Determine how many lines include "chevron". Give the number and nothing else.

[Collected data entries]

------

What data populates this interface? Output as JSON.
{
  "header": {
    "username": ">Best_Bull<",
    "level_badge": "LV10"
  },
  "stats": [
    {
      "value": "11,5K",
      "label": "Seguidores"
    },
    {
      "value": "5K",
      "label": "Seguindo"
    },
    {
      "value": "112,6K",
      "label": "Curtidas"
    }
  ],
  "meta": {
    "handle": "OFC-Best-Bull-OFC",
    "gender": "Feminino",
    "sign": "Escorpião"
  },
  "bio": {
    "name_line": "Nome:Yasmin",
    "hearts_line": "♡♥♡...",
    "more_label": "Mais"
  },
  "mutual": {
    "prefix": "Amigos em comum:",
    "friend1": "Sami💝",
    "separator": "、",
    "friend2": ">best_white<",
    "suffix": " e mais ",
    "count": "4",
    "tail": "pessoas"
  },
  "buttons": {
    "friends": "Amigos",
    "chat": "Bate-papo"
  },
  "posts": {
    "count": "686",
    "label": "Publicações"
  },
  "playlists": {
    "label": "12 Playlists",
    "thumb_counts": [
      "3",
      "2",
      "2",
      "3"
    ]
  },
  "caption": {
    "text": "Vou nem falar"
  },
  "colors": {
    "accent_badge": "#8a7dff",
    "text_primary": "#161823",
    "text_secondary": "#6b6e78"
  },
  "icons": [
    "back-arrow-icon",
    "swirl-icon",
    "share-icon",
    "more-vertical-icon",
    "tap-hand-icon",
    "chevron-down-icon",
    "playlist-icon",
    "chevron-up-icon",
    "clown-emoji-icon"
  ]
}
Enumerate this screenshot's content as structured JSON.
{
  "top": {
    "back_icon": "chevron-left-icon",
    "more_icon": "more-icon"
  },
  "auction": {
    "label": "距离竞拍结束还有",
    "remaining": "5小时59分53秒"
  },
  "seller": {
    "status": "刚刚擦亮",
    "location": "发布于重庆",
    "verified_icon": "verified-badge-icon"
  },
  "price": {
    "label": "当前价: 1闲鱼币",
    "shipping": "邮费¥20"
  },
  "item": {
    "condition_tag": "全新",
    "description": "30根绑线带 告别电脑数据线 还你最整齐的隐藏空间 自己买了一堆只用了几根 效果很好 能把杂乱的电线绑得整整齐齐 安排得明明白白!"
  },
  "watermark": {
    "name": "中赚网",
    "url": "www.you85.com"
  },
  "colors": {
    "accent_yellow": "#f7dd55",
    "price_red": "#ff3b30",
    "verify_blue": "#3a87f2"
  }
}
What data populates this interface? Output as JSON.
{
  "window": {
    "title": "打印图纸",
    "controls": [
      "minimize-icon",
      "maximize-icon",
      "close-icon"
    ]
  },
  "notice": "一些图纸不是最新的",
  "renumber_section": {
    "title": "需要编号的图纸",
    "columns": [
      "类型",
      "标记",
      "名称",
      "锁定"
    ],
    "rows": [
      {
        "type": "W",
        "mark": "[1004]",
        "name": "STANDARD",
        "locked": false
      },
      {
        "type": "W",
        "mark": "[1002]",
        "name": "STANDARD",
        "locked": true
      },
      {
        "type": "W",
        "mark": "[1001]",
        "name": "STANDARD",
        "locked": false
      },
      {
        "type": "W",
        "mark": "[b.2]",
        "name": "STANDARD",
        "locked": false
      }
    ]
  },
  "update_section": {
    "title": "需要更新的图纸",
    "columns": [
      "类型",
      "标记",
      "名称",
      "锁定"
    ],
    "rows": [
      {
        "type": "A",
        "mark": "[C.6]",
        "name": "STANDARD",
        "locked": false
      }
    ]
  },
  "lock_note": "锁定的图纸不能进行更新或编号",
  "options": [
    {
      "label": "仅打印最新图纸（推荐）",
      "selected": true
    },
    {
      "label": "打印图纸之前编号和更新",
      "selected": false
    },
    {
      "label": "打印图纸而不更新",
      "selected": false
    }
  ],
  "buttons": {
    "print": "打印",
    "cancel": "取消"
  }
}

------

RESULT FOR THIS EXERCISE →
3